> [WRITTEN TASK]
Work out how many lines contain "Fitted". Reply with the count alone.

> [EXERCISE MATERIALS]
:::::

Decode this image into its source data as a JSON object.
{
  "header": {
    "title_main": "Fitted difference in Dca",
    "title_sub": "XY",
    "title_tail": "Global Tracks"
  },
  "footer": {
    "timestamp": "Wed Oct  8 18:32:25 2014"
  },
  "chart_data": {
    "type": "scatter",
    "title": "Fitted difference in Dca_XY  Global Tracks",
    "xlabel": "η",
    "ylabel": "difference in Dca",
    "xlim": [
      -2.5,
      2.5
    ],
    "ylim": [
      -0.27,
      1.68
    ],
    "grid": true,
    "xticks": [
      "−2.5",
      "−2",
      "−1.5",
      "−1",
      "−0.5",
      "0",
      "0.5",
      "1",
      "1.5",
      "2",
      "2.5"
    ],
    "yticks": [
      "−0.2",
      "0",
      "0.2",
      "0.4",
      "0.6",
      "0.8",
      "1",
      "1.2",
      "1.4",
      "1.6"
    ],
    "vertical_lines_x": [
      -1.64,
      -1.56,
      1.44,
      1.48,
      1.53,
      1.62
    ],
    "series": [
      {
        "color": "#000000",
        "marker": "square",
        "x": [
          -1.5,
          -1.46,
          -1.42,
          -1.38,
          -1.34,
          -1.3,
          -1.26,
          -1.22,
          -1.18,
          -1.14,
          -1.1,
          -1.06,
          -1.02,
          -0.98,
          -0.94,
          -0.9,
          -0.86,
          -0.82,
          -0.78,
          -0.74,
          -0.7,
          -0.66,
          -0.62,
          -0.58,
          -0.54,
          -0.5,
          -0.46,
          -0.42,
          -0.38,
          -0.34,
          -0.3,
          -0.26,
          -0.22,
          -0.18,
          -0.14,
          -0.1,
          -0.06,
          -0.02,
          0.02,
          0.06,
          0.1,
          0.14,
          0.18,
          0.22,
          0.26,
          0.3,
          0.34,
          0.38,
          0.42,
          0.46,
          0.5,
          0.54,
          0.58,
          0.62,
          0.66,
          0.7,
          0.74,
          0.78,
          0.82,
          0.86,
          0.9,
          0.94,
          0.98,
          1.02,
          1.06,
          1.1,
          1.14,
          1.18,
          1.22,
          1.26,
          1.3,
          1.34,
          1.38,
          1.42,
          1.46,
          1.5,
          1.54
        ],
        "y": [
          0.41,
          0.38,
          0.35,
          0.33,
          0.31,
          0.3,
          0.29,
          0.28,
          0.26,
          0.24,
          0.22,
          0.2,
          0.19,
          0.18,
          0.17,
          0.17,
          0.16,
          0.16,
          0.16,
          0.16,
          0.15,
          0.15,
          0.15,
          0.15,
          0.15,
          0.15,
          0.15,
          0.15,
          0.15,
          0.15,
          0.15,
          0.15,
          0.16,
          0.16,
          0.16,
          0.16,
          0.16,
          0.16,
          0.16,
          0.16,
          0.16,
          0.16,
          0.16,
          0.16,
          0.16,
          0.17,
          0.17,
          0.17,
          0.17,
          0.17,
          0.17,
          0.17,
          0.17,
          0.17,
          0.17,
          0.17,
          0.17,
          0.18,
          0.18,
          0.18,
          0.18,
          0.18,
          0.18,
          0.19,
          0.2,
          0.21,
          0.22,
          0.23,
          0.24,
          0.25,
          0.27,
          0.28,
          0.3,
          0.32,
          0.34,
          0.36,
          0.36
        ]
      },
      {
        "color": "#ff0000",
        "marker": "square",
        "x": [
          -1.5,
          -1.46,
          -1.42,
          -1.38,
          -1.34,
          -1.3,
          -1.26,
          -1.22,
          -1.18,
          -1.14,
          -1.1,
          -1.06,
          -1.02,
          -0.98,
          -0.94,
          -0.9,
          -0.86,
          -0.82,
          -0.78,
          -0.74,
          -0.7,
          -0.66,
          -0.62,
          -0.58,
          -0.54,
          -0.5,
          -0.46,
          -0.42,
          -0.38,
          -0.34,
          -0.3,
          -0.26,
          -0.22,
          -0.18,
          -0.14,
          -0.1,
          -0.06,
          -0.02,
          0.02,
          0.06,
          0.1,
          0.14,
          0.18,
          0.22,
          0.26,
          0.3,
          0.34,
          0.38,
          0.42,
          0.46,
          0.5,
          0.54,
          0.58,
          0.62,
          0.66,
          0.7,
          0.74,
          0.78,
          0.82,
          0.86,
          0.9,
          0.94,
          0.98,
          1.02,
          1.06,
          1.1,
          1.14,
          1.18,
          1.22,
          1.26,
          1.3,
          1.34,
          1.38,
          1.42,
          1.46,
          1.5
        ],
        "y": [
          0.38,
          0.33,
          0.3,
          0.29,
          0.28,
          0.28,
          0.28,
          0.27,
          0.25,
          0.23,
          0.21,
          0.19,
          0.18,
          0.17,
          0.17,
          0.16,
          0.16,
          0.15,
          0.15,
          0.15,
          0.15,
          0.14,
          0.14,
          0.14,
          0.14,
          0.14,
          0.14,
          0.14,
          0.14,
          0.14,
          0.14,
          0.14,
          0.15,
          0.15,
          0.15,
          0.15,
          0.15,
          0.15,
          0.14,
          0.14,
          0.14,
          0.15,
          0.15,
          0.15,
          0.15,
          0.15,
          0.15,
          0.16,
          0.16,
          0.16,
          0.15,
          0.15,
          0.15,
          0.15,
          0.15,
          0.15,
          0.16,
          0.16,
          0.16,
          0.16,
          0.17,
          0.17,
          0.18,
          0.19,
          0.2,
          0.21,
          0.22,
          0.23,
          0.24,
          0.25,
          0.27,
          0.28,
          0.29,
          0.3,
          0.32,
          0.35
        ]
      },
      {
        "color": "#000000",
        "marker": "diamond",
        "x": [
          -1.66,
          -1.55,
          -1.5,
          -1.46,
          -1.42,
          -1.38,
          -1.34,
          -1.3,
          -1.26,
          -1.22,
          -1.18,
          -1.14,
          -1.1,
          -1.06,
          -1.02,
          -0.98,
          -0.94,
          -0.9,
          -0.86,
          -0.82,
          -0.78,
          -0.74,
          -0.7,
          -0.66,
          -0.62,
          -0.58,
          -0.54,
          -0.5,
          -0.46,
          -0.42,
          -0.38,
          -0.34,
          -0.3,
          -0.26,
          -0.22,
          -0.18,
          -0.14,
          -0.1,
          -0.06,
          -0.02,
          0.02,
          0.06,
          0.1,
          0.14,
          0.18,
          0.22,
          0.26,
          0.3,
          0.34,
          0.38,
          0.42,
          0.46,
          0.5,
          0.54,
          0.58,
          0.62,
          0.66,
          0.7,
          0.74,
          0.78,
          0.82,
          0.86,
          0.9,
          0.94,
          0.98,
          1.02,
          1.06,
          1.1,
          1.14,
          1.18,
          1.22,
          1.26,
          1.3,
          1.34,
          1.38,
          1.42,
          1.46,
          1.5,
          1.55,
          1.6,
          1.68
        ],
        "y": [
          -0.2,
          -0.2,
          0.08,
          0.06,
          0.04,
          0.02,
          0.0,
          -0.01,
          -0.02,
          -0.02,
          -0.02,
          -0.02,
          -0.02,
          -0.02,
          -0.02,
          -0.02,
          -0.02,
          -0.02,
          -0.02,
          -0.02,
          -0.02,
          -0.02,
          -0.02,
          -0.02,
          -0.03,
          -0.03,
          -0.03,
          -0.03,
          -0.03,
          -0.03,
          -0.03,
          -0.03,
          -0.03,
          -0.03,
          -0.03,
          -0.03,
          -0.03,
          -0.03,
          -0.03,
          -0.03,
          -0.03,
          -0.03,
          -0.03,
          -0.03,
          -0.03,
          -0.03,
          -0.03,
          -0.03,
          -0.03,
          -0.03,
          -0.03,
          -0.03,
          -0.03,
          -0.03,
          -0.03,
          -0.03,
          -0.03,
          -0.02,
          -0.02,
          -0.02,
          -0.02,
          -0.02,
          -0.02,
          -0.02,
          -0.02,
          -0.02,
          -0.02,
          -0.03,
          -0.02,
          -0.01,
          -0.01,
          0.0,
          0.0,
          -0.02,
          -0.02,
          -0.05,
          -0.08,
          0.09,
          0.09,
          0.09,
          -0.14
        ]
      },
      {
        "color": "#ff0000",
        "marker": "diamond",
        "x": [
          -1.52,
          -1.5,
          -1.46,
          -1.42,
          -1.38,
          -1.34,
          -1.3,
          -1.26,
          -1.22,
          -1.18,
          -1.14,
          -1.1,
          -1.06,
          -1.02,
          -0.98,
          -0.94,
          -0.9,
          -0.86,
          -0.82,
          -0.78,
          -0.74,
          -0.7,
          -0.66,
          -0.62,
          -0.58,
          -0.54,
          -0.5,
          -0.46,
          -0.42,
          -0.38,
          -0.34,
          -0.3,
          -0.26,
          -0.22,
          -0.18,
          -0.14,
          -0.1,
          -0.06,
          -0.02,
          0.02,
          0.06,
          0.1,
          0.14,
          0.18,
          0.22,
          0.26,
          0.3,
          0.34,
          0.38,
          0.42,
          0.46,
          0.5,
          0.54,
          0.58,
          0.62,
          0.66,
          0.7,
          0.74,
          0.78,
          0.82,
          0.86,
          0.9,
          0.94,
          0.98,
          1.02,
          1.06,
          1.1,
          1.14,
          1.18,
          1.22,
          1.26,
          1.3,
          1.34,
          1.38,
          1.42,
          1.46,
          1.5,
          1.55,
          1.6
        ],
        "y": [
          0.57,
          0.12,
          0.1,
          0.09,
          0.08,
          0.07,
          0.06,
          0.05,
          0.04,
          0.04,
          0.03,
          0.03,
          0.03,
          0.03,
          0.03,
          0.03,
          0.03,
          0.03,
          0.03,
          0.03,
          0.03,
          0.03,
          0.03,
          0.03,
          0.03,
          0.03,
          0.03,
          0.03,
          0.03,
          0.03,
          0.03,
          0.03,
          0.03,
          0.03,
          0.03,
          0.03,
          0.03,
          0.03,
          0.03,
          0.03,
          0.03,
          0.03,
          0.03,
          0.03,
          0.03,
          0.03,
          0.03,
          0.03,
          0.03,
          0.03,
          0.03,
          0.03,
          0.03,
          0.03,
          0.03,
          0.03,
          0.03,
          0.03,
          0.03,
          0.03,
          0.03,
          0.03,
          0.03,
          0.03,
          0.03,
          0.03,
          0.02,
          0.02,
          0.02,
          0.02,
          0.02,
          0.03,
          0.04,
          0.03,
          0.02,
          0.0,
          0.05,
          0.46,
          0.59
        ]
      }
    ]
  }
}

:::::

> [SOLUTION]
2